- _Required work_
Find every line in the records that holds the string "Close". Copy each one.

Dataset items:

★ ★ ★ ★ ★ ★ ★

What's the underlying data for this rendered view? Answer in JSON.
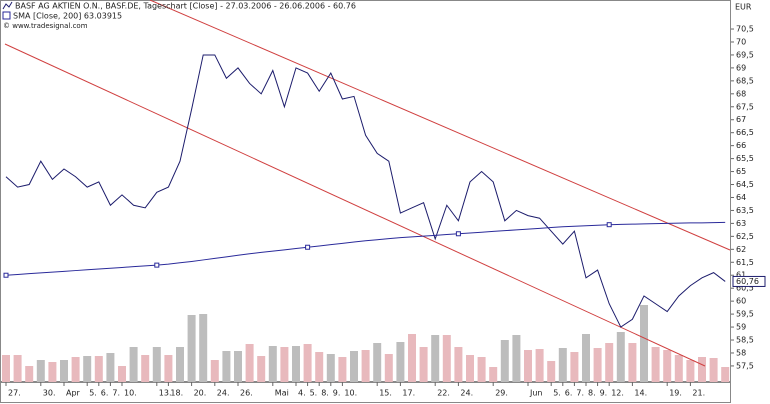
{
  "chart_data": {
    "type": "line",
    "title": "BASF AG AKTIEN O.N., BASF.DE, Tageschart [Close] - 27.03.2006 - 26.06.2006 - 60.76",
    "subtitle": "SMA [Close, 200] 63.03915",
    "credit": "© www.tradesignal.com",
    "y_axis_label": "EUR",
    "last_price_label": "60,76",
    "categories": [
      "27.",
      null,
      null,
      "30.",
      null,
      "Apr",
      null,
      "5.",
      "6.",
      "7.",
      "10.",
      null,
      null,
      "13.",
      "18.",
      null,
      "20.",
      null,
      "24.",
      null,
      "26.",
      null,
      null,
      "Mai",
      null,
      "4.",
      "5.",
      "8.",
      "9.",
      "10.",
      null,
      null,
      "15.",
      null,
      "17.",
      null,
      null,
      "22.",
      null,
      "24.",
      null,
      null,
      "29.",
      null,
      null,
      "Jun",
      null,
      "5.",
      "6.",
      "7.",
      "8.",
      "9.",
      "12.",
      null,
      "14.",
      null,
      null,
      "19.",
      null,
      "21.",
      null,
      null,
      null
    ],
    "series": [
      {
        "name": "Close",
        "color": "#1c1c6c",
        "values": [
          64.8,
          64.4,
          64.5,
          65.4,
          64.7,
          65.1,
          64.8,
          64.4,
          64.6,
          63.7,
          64.1,
          63.7,
          63.6,
          64.2,
          64.4,
          65.4,
          67.4,
          69.5,
          69.5,
          68.6,
          69.0,
          68.4,
          68.0,
          68.9,
          67.5,
          69.0,
          68.8,
          68.1,
          68.8,
          67.8,
          67.9,
          66.4,
          65.7,
          65.4,
          63.4,
          63.6,
          63.8,
          62.4,
          63.7,
          63.1,
          64.6,
          65.0,
          64.6,
          63.1,
          63.5,
          63.3,
          63.2,
          62.7,
          62.2,
          62.7,
          60.9,
          61.2,
          59.9,
          59.0,
          59.3,
          60.2,
          59.9,
          59.6,
          60.2,
          60.6,
          60.9,
          61.1,
          60.76
        ]
      },
      {
        "name": "SMA",
        "color": "#2a2a9a",
        "values": [
          61.0,
          61.03,
          61.06,
          61.09,
          61.12,
          61.15,
          61.18,
          61.21,
          61.24,
          61.27,
          61.3,
          61.33,
          61.36,
          61.39,
          61.43,
          61.48,
          61.53,
          61.59,
          61.65,
          61.71,
          61.77,
          61.83,
          61.88,
          61.93,
          61.98,
          62.03,
          62.08,
          62.13,
          62.18,
          62.23,
          62.28,
          62.33,
          62.37,
          62.41,
          62.45,
          62.48,
          62.51,
          62.54,
          62.57,
          62.6,
          62.63,
          62.66,
          62.69,
          62.72,
          62.75,
          62.78,
          62.81,
          62.84,
          62.87,
          62.89,
          62.91,
          62.93,
          62.95,
          62.96,
          62.97,
          62.98,
          62.99,
          63.0,
          63.01,
          63.02,
          63.02,
          63.03,
          63.04
        ]
      }
    ],
    "volume": {
      "values": [
        27,
        27,
        16,
        22,
        20,
        22,
        25,
        26,
        26,
        29,
        16,
        35,
        27,
        35,
        27,
        35,
        67,
        68,
        22,
        31,
        31,
        38,
        26,
        36,
        35,
        36,
        38,
        30,
        28,
        25,
        31,
        32,
        39,
        28,
        40,
        48,
        35,
        47,
        47,
        35,
        27,
        25,
        15,
        42,
        47,
        32,
        33,
        21,
        34,
        30,
        48,
        34,
        39,
        50,
        39,
        77,
        35,
        32,
        27,
        22,
        25,
        24,
        15
      ],
      "colors": [
        "#e8b9bd",
        "#e8b9bd",
        "#e8b9bd",
        "#bdbdbd",
        "#e8b9bd",
        "#bdbdbd",
        "#e8b9bd",
        "#bdbdbd",
        "#e8b9bd",
        "#bdbdbd",
        "#e8b9bd",
        "#bdbdbd",
        "#e8b9bd",
        "#bdbdbd",
        "#e8b9bd",
        "#bdbdbd",
        "#bdbdbd",
        "#bdbdbd",
        "#e8b9bd",
        "#bdbdbd",
        "#bdbdbd",
        "#e8b9bd",
        "#e8b9bd",
        "#bdbdbd",
        "#e8b9bd",
        "#bdbdbd",
        "#e8b9bd",
        "#e8b9bd",
        "#bdbdbd",
        "#e8b9bd",
        "#bdbdbd",
        "#e8b9bd",
        "#bdbdbd",
        "#e8b9bd",
        "#bdbdbd",
        "#e8b9bd",
        "#e8b9bd",
        "#bdbdbd",
        "#e8b9bd",
        "#e8b9bd",
        "#e8b9bd",
        "#e8b9bd",
        "#e8b9bd",
        "#bdbdbd",
        "#bdbdbd",
        "#e8b9bd",
        "#e8b9bd",
        "#e8b9bd",
        "#bdbdbd",
        "#e8b9bd",
        "#bdbdbd",
        "#e8b9bd",
        "#e8b9bd",
        "#bdbdbd",
        "#e8b9bd",
        "#bdbdbd",
        "#e8b9bd",
        "#e8b9bd",
        "#e8b9bd",
        "#e8b9bd",
        "#e8b9bd",
        "#e8b9bd",
        "#e8b9bd"
      ]
    },
    "ylim": [
      56.88,
      71.62
    ],
    "yticks": [
      {
        "value": 57.5,
        "label": "57,5"
      },
      58,
      {
        "value": 58.5,
        "label": "58,5"
      },
      59,
      {
        "value": 59.5,
        "label": "59,5"
      },
      60,
      {
        "value": 60.5,
        "label": "60,5"
      },
      61,
      {
        "value": 61.5,
        "label": "61,5"
      },
      62,
      {
        "value": 62.5,
        "label": "62,5"
      },
      63,
      {
        "value": 63.5,
        "label": "63,5"
      },
      64,
      {
        "value": 64.5,
        "label": "64,5"
      },
      65,
      {
        "value": 65.5,
        "label": "65,5"
      },
      66,
      {
        "value": 66.5,
        "label": "66,5"
      },
      67,
      {
        "value": 67.5,
        "label": "67,5"
      },
      68,
      {
        "value": 68.5,
        "label": "68,5"
      },
      69,
      {
        "value": 69.5,
        "label": "69,5"
      },
      70,
      {
        "value": 70.5,
        "label": "70,5"
      }
    ],
    "sma_marker_every": 13
  }
}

★ ★ ★ ★ ★ ★ ★

- _Correct response_
    "title": "BASF AG AKTIEN O.N., BASF.DE, Tageschart [Close] - 27.03.2006 - 26.06.2006 - 60.76",
    "subtitle": "SMA [Close, 200] 63.03915",
        "name": "Close",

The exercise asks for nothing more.